To be done ▸
(a) In the passage on the 1851 Sacramento hangings, whose hanging did California governor John McDougall stay?
(b) Summarize the passage on the 1851 Sacramento hangings in two sentences.

On this date in 1851, three men were publicly hanged from a scaffold at Fourth and O Street in Sacramento, California: John Thompson* and James Gibson legally, and William Robinson under color of lynch law.
They had assaulted and robbed a guy on the streets of Sacramento a few weeks previous, and the local vigilance committee had already made plain its impatience with the matter: upon the granting of a legal motion to stay the trial three days in order to allow the defense to actually prepare, an orderly posse had firmly forced the court back into session to proceed with the speediest of trials. Any outcome other than death could scarcely have come to pass.
Nonetheless, California governor John McDougall made bold to stay one of the hangings, that of William Robinson.**
The San Francisco-based Alta California — which had previously (August 1, 1851) editorialized in strong support of the forced trial: “If our courts would in all cases act, the people would have no occasion for assuming the responsibility of ferretting out criminals, and awarding them their proper punishment” — narrated (September 1, 1851) a, er, popular veto of that gubernatorial mercy.
The Executions in Sacramento City
The Sacramento papers of Saturday are filled with accounts of the exciting scenes that have transpired in that city within a few days past.
We condense from the Sacramento Union, a decription [sic] of the occurrences of Friday last.
THE SCENES OF YESTERDAY. — By daylight yesterdat morning, teams, horsemen and pedestrians, were seen pouring into the city from every direction, and at an early hour the city was crowded with miners and strangers from the country, who had come in to witness the execution of the three culprits, Thompson, Gibson and Robinson.

Recorded information ▸
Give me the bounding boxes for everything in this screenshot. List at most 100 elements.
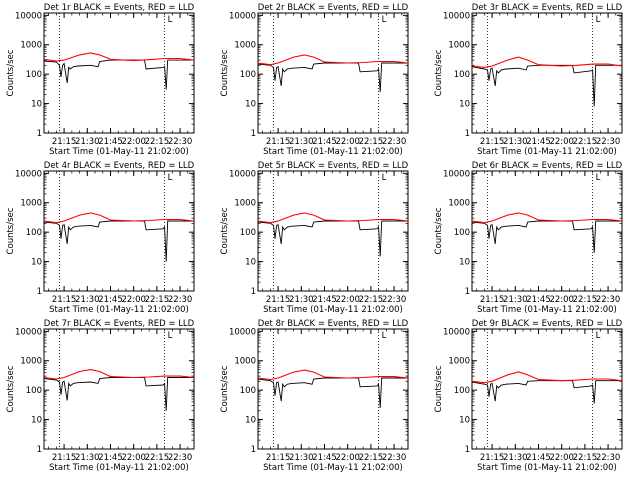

Replies ▸
(a) William Robinson's.

(b) In 1851, John Thompson and James Gibson were legally hanged in Sacramento, California, and William Robinson was hanged under color of lynch law, after the three had assaulted and robbed a man and been put through a trial that an orderly posse forced back into session. Governor John McDougall had stayed Robinson's hanging, but the Alta California, which had supported the forced trial, reported the executions by condensing the Sacramento Union's account of crowds pouring into the city to watch.